Exercise task => Please count the lines in the listing below where the word "title" appears. Give the number only.

Stored data =>
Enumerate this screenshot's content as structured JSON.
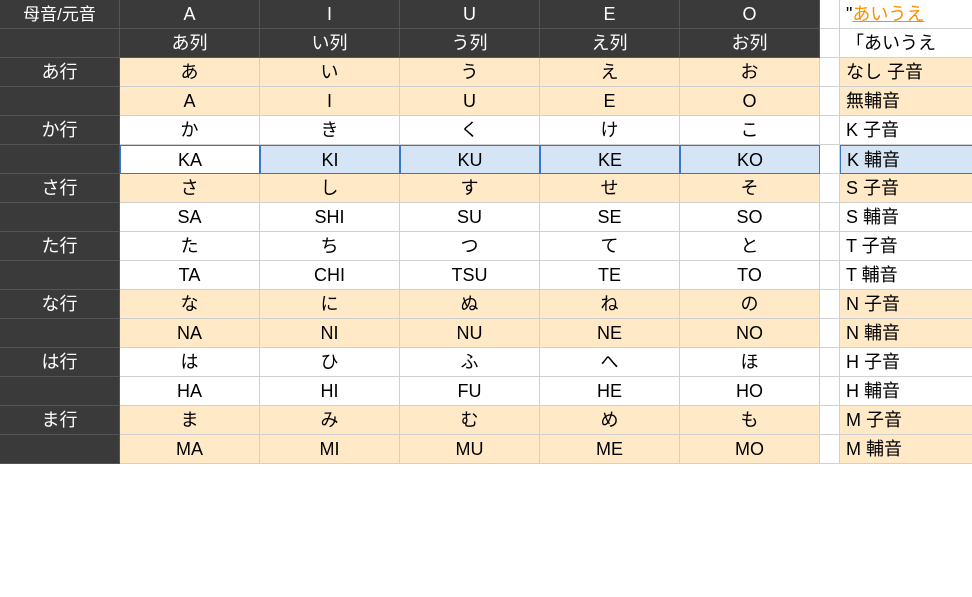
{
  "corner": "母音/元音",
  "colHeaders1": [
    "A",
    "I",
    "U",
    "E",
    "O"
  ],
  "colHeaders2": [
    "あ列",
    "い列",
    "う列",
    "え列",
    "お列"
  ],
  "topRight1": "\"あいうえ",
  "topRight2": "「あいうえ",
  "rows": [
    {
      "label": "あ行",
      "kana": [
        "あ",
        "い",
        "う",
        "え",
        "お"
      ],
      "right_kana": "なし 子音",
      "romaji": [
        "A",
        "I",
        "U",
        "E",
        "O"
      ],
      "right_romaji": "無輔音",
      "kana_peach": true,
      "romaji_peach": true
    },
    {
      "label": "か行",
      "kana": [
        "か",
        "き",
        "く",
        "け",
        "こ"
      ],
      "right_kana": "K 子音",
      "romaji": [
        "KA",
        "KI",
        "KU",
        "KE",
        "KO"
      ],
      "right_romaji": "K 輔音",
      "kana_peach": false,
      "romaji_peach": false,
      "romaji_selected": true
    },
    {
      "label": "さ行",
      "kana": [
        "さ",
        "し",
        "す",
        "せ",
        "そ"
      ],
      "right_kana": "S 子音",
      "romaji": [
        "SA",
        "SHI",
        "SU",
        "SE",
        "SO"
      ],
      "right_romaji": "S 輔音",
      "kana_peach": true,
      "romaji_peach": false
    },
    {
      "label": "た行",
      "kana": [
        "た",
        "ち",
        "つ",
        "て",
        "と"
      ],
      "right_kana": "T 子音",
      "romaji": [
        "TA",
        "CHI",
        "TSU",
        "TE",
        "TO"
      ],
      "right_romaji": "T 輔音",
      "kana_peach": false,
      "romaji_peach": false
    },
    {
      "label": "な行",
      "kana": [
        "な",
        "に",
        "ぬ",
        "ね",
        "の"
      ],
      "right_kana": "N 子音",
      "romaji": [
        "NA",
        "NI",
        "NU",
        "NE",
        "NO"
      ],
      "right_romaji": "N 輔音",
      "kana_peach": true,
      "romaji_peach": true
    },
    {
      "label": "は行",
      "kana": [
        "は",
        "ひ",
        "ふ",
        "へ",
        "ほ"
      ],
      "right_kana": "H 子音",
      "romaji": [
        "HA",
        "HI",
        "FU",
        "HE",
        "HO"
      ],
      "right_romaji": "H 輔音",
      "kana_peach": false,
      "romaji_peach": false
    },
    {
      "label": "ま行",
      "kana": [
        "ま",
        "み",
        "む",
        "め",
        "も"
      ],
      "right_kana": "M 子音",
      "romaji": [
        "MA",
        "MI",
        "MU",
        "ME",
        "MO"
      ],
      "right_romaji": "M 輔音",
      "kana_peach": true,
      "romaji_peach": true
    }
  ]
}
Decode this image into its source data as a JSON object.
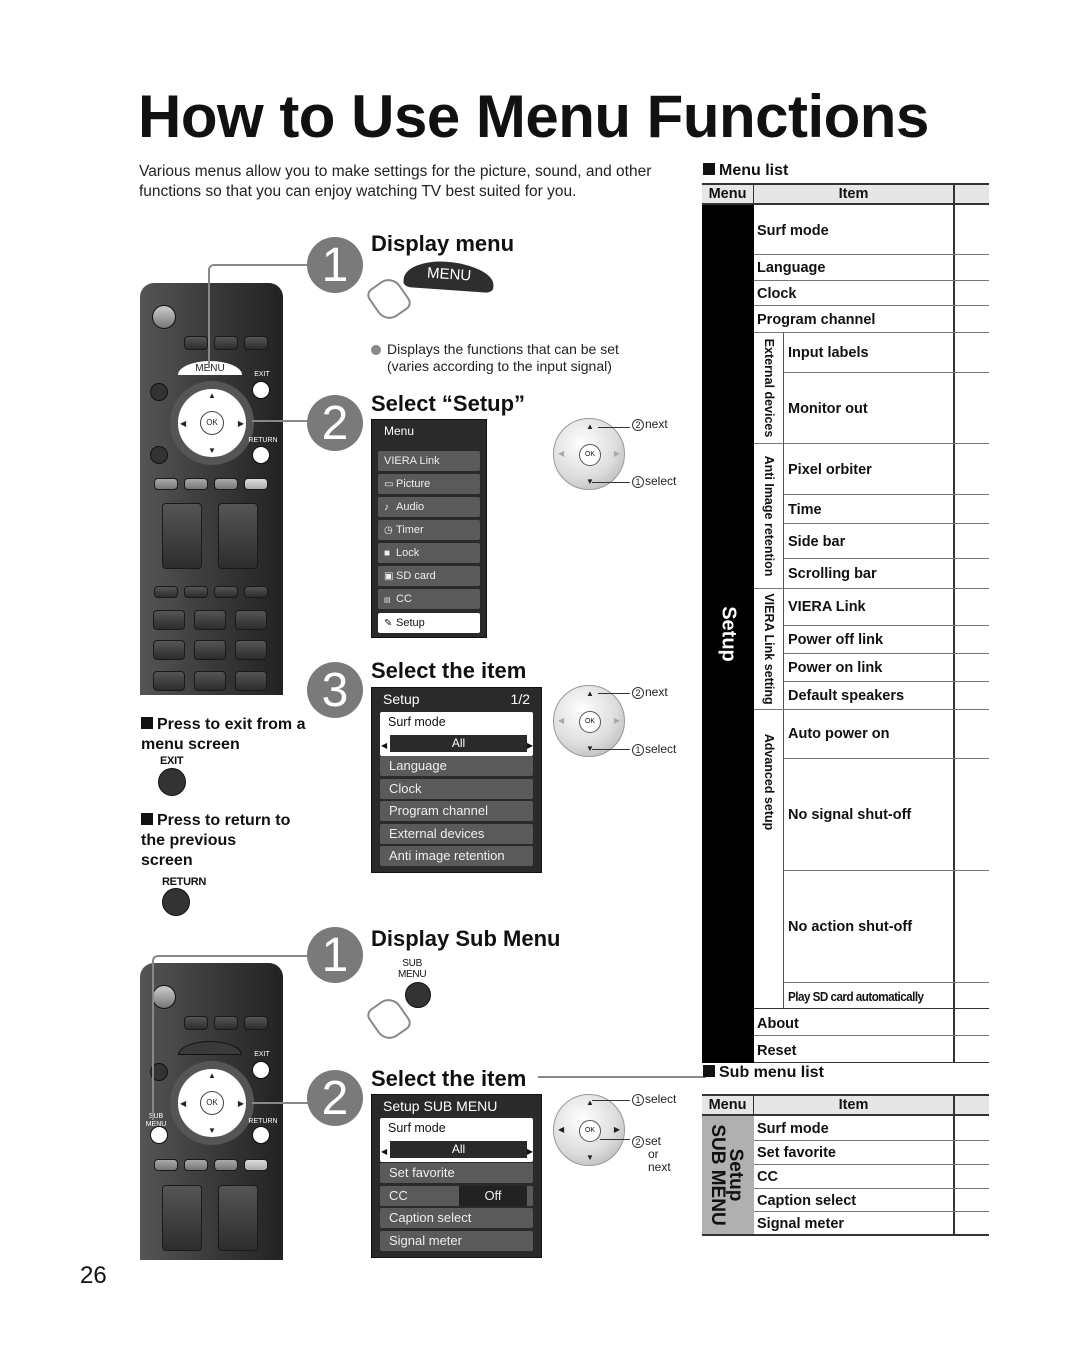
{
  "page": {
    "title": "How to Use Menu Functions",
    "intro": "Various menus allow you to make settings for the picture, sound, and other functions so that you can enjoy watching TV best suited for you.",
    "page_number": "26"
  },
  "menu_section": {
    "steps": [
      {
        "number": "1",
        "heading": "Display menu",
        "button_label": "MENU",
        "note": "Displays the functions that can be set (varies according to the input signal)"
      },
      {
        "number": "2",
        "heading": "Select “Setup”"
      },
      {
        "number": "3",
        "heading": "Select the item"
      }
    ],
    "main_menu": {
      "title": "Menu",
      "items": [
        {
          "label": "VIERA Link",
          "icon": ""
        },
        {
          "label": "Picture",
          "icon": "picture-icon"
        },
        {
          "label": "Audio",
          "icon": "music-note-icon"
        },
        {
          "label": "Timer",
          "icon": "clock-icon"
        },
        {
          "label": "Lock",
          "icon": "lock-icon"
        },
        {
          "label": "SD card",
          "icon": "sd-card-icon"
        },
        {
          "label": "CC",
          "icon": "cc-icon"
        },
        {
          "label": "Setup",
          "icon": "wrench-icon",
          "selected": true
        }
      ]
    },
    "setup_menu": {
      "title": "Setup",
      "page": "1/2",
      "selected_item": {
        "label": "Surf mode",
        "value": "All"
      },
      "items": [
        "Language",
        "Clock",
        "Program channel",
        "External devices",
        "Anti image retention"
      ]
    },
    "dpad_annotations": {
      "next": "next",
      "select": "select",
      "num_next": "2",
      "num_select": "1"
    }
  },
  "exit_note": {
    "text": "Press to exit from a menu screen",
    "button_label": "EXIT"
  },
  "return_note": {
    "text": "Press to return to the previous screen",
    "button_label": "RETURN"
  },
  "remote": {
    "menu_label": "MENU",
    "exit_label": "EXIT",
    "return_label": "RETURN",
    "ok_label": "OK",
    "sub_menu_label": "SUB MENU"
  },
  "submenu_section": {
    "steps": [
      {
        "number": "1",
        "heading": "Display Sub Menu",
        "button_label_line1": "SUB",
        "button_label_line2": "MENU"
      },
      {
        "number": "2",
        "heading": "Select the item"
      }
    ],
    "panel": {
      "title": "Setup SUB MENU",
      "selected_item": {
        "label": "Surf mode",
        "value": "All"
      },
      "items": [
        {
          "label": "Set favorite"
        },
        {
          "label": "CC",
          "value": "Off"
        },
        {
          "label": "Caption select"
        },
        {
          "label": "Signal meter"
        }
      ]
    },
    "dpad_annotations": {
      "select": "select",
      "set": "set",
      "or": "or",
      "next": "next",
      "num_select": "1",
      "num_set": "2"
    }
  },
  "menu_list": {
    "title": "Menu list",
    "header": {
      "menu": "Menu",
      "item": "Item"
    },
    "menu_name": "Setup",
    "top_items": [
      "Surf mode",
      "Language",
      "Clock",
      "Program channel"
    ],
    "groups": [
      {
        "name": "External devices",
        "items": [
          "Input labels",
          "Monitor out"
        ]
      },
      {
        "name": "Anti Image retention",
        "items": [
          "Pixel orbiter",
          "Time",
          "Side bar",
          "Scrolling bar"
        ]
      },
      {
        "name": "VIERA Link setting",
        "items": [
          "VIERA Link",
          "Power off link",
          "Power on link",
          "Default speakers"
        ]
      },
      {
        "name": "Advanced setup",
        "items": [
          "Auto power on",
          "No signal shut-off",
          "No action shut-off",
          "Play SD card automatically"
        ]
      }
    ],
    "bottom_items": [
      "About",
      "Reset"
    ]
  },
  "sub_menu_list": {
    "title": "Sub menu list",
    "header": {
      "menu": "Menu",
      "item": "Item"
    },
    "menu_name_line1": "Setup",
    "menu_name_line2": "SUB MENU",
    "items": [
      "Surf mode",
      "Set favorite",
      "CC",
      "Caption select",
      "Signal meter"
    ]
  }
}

Reply to the task => 6